Collection entries
* * * * * * * * *

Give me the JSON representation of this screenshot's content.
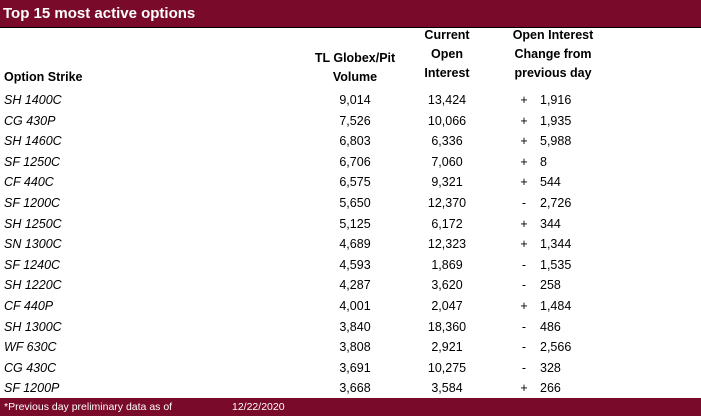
{
  "title": "Top 15 most active options",
  "headers": {
    "strike": "Option Strike",
    "volume": [
      "TL Globex/Pit",
      "Volume"
    ],
    "open_interest": [
      "Current",
      "Open",
      "Interest"
    ],
    "change": [
      "Open Interest",
      "Change from",
      "previous day"
    ]
  },
  "rows": [
    {
      "strike": "SH 1400C",
      "volume": "9,014",
      "oi": "13,424",
      "sign": "+",
      "change": "1,916"
    },
    {
      "strike": "CG 430P",
      "volume": "7,526",
      "oi": "10,066",
      "sign": "+",
      "change": "1,935"
    },
    {
      "strike": "SH 1460C",
      "volume": "6,803",
      "oi": "6,336",
      "sign": "+",
      "change": "5,988"
    },
    {
      "strike": "SF 1250C",
      "volume": "6,706",
      "oi": "7,060",
      "sign": "+",
      "change": "8"
    },
    {
      "strike": "CF 440C",
      "volume": "6,575",
      "oi": "9,321",
      "sign": "+",
      "change": "544"
    },
    {
      "strike": "SF 1200C",
      "volume": "5,650",
      "oi": "12,370",
      "sign": "-",
      "change": "2,726"
    },
    {
      "strike": "SH 1250C",
      "volume": "5,125",
      "oi": "6,172",
      "sign": "+",
      "change": "344"
    },
    {
      "strike": "SN 1300C",
      "volume": "4,689",
      "oi": "12,323",
      "sign": "+",
      "change": "1,344"
    },
    {
      "strike": "SF 1240C",
      "volume": "4,593",
      "oi": "1,869",
      "sign": "-",
      "change": "1,535"
    },
    {
      "strike": "SH 1220C",
      "volume": "4,287",
      "oi": "3,620",
      "sign": "-",
      "change": "258"
    },
    {
      "strike": "CF 440P",
      "volume": "4,001",
      "oi": "2,047",
      "sign": "+",
      "change": "1,484"
    },
    {
      "strike": "SH 1300C",
      "volume": "3,840",
      "oi": "18,360",
      "sign": "-",
      "change": "486"
    },
    {
      "strike": "WF 630C",
      "volume": "3,808",
      "oi": "2,921",
      "sign": "-",
      "change": "2,566"
    },
    {
      "strike": "CG 430C",
      "volume": "3,691",
      "oi": "10,275",
      "sign": "-",
      "change": "328"
    },
    {
      "strike": "SF 1200P",
      "volume": "3,668",
      "oi": "3,584",
      "sign": "+",
      "change": "266"
    }
  ],
  "footer": {
    "note": "*Previous day preliminary data as of",
    "date": "12/22/2020"
  },
  "colors": {
    "band": "#7a0a2a"
  }
}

* * * * * * * * *

■ Task prompt ■
Nothing but the pictures may be dropped; output the records above exactly.

■ Task answer ■
Give me the JSON representation of this screenshot's content.
{
  "title": "Top 15 most active options",
  "headers": {
    "strike": "Option Strike",
    "volume": [
      "TL Globex/Pit",
      "Volume"
    ],
    "open_interest": [
      "Current",
      "Open",
      "Interest"
    ],
    "change": [
      "Open Interest",
      "Change from",
      "previous day"
    ]
  },
  "rows": [
    {
      "strike": "SH 1400C",
      "volume": "9,014",
      "oi": "13,424",
      "sign": "+",
      "change": "1,916"
    },
    {
      "strike": "CG 430P",
      "volume": "7,526",
      "oi": "10,066",
      "sign": "+",
      "change": "1,935"
    },
    {
      "strike": "SH 1460C",
      "volume": "6,803",
      "oi": "6,336",
      "sign": "+",
      "change": "5,988"
    },
    {
      "strike": "SF 1250C",
      "volume": "6,706",
      "oi": "7,060",
      "sign": "+",
      "change": "8"
    },
    {
      "strike": "CF 440C",
      "volume": "6,575",
      "oi": "9,321",
      "sign": "+",
      "change": "544"
    },
    {
      "strike": "SF 1200C",
      "volume": "5,650",
      "oi": "12,370",
      "sign": "-",
      "change": "2,726"
    },
    {
      "strike": "SH 1250C",
      "volume": "5,125",
      "oi": "6,172",
      "sign": "+",
      "change": "344"
    },
    {
      "strike": "SN 1300C",
      "volume": "4,689",
      "oi": "12,323",
      "sign": "+",
      "change": "1,344"
    },
    {
      "strike": "SF 1240C",
      "volume": "4,593",
      "oi": "1,869",
      "sign": "-",
      "change": "1,535"
    },
    {
      "strike": "SH 1220C",
      "volume": "4,287",
      "oi": "3,620",
      "sign": "-",
      "change": "258"
    },
    {
      "strike": "CF 440P",
      "volume": "4,001",
      "oi": "2,047",
      "sign": "+",
      "change": "1,484"
    },
    {
      "strike": "SH 1300C",
      "volume": "3,840",
      "oi": "18,360",
      "sign": "-",
      "change": "486"
    },
    {
      "strike": "WF 630C",
      "volume": "3,808",
      "oi": "2,921",
      "sign": "-",
      "change": "2,566"
    },
    {
      "strike": "CG 430C",
      "volume": "3,691",
      "oi": "10,275",
      "sign": "-",
      "change": "328"
    },
    {
      "strike": "SF 1200P",
      "volume": "3,668",
      "oi": "3,584",
      "sign": "+",
      "change": "266"
    }
  ],
  "footer": {
    "note": "*Previous day preliminary data as of",
    "date": "12/22/2020"
  },
  "colors": {
    "band": "#7a0a2a"
  }
}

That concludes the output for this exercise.